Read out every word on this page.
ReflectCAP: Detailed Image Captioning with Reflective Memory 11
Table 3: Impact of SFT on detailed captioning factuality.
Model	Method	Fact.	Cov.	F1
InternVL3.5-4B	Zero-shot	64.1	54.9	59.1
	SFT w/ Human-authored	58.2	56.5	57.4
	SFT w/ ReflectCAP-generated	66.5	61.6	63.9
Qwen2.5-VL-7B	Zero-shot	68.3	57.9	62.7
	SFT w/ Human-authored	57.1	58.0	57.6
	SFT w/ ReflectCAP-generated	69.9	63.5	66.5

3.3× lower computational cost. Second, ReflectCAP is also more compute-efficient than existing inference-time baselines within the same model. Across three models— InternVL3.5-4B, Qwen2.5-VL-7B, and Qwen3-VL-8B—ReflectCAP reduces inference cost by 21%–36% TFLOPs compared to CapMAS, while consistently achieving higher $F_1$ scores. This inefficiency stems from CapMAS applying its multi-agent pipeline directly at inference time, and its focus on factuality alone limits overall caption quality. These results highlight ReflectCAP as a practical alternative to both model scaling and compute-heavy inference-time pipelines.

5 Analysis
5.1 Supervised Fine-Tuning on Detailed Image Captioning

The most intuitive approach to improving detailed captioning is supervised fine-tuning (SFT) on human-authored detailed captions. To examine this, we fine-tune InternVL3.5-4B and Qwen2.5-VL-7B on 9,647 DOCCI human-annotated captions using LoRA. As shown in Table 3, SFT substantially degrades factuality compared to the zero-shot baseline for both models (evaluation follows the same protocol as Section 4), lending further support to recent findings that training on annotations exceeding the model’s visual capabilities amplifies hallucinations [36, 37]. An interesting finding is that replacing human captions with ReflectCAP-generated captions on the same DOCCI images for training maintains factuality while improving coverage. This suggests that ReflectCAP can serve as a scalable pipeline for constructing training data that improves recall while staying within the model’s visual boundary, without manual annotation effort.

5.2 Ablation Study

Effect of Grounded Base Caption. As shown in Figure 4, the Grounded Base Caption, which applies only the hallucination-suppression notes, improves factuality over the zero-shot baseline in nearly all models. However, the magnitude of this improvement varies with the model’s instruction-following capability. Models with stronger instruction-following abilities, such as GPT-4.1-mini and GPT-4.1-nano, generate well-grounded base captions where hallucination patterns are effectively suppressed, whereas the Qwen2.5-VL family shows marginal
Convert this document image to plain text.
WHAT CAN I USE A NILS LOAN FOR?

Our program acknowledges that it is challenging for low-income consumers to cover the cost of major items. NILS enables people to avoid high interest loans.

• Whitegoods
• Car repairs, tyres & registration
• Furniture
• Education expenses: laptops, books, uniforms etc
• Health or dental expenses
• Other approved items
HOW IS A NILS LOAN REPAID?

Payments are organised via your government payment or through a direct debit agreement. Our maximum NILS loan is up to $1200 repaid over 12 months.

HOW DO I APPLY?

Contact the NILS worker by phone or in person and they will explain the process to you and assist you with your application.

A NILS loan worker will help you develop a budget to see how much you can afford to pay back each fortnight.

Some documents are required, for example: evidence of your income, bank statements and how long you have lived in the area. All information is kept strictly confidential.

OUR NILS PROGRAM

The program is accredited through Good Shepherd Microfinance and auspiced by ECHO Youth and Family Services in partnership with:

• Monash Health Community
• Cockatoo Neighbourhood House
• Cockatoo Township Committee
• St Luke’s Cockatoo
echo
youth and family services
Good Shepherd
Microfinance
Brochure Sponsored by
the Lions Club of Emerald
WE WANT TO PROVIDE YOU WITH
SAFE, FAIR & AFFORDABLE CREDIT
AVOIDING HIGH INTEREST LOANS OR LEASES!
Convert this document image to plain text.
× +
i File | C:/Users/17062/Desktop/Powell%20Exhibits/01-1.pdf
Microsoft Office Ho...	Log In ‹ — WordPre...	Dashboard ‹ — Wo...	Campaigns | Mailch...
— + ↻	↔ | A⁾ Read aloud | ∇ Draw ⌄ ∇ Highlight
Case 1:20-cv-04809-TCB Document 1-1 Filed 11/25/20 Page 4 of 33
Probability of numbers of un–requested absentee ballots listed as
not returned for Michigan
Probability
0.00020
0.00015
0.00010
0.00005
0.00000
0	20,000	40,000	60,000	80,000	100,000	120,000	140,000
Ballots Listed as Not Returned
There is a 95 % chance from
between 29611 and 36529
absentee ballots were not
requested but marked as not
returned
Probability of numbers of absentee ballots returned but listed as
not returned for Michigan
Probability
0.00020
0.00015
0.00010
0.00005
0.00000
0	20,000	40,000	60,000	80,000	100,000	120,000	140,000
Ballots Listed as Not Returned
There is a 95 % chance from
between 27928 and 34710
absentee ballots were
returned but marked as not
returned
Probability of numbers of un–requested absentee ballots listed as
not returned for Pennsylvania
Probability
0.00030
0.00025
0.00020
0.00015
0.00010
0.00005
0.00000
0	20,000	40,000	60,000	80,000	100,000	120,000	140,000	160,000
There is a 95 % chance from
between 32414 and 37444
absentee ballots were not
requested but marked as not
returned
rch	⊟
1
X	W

####

▸ Work to do: Each record above should be returned exactly as it appears.

▸ Answer in full:
Read out every word on this page.
ReflectCAP: Detailed Image Captioning with Reflective Memory 11
Table 3: Impact of SFT on detailed captioning factuality.
Model	Method	Fact.	Cov.	F1
InternVL3.5-4B	Zero-shot	64.1	54.9	59.1
	SFT w/ Human-authored	58.2	56.5	57.4
	SFT w/ ReflectCAP-generated	66.5	61.6	63.9
Qwen2.5-VL-7B	Zero-shot	68.3	57.9	62.7
	SFT w/ Human-authored	57.1	58.0	57.6
	SFT w/ ReflectCAP-generated	69.9	63.5	66.5

3.3× lower computational cost. Second, ReflectCAP is also more compute-efficient than existing inference-time baselines within the same model. Across three models— InternVL3.5-4B, Qwen2.5-VL-7B, and Qwen3-VL-8B—ReflectCAP reduces inference cost by 21%–36% TFLOPs compared to CapMAS, while consistently achieving higher $F_1$ scores. This inefficiency stems from CapMAS applying its multi-agent pipeline directly at inference time, and its focus on factuality alone limits overall caption quality. These results highlight ReflectCAP as a practical alternative to both model scaling and compute-heavy inference-time pipelines.

5 Analysis
5.1 Supervised Fine-Tuning on Detailed Image Captioning

The most intuitive approach to improving detailed captioning is supervised fine-tuning (SFT) on human-authored detailed captions. To examine this, we fine-tune InternVL3.5-4B and Qwen2.5-VL-7B on 9,647 DOCCI human-annotated captions using LoRA. As shown in Table 3, SFT substantially degrades factuality compared to the zero-shot baseline for both models (evaluation follows the same protocol as Section 4), lending further support to recent findings that training on annotations exceeding the model’s visual capabilities amplifies hallucinations [36, 37]. An interesting finding is that replacing human captions with ReflectCAP-generated captions on the same DOCCI images for training maintains factuality while improving coverage. This suggests that ReflectCAP can serve as a scalable pipeline for constructing training data that improves recall while staying within the model’s visual boundary, without manual annotation effort.

5.2 Ablation Study

Effect of Grounded Base Caption. As shown in Figure 4, the Grounded Base Caption, which applies only the hallucination-suppression notes, improves factuality over the zero-shot baseline in nearly all models. However, the magnitude of this improvement varies with the model’s instruction-following capability. Models with stronger instruction-following abilities, such as GPT-4.1-mini and GPT-4.1-nano, generate well-grounded base captions where hallucination patterns are effectively suppressed, whereas the Qwen2.5-VL family shows marginal
Convert this document image to plain text.
WHAT CAN I USE A NILS LOAN FOR?

Our program acknowledges that it is challenging for low-income consumers to cover the cost of major items. NILS enables people to avoid high interest loans.

• Whitegoods
• Car repairs, tyres & registration
• Furniture
• Education expenses: laptops, books, uniforms etc
• Health or dental expenses
• Other approved items
HOW IS A NILS LOAN REPAID?

Payments are organised via your government payment or through a direct debit agreement. Our maximum NILS loan is up to $1200 repaid over 12 months.

HOW DO I APPLY?

Contact the NILS worker by phone or in person and they will explain the process to you and assist you with your application.

A NILS loan worker will help you develop a budget to see how much you can afford to pay back each fortnight.

Some documents are required, for example: evidence of your income, bank statements and how long you have lived in the area. All information is kept strictly confidential.

OUR NILS PROGRAM

The program is accredited through Good Shepherd Microfinance and auspiced by ECHO Youth and Family Services in partnership with:

• Monash Health Community
• Cockatoo Neighbourhood House
• Cockatoo Township Committee
• St Luke’s Cockatoo
echo
youth and family services
Good Shepherd
Microfinance
Brochure Sponsored by
the Lions Club of Emerald
WE WANT TO PROVIDE YOU WITH
SAFE, FAIR & AFFORDABLE CREDIT
AVOIDING HIGH INTEREST LOANS OR LEASES!
Convert this document image to plain text.
× +
i File | C:/Users/17062/Desktop/Powell%20Exhibits/01-1.pdf
Microsoft Office Ho...	Log In ‹ — WordPre...	Dashboard ‹ — Wo...	Campaigns | Mailch...
— + ↻	↔ | A⁾ Read aloud | ∇ Draw ⌄ ∇ Highlight
Case 1:20-cv-04809-TCB Document 1-1 Filed 11/25/20 Page 4 of 33
Probability of numbers of un–requested absentee ballots listed as
not returned for Michigan
Probability
0.00020
0.00015
0.00010
0.00005
0.00000
0	20,000	40,000	60,000	80,000	100,000	120,000	140,000
Ballots Listed as Not Returned
There is a 95 % chance from
between 29611 and 36529
absentee ballots were not
requested but marked as not
returned
Probability of numbers of absentee ballots returned but listed as
not returned for Michigan
Probability
0.00020
0.00015
0.00010
0.00005
0.00000
0	20,000	40,000	60,000	80,000	100,000	120,000	140,000
Ballots Listed as Not Returned
There is a 95 % chance from
between 27928 and 34710
absentee ballots were
returned but marked as not
returned
Probability of numbers of un–requested absentee ballots listed as
not returned for Pennsylvania
Probability
0.00030
0.00025
0.00020
0.00015
0.00010
0.00005
0.00000
0	20,000	40,000	60,000	80,000	100,000	120,000	140,000	160,000
There is a 95 % chance from
between 32414 and 37444
absentee ballots were not
requested but marked as not
returned
rch	⊟
1
X	W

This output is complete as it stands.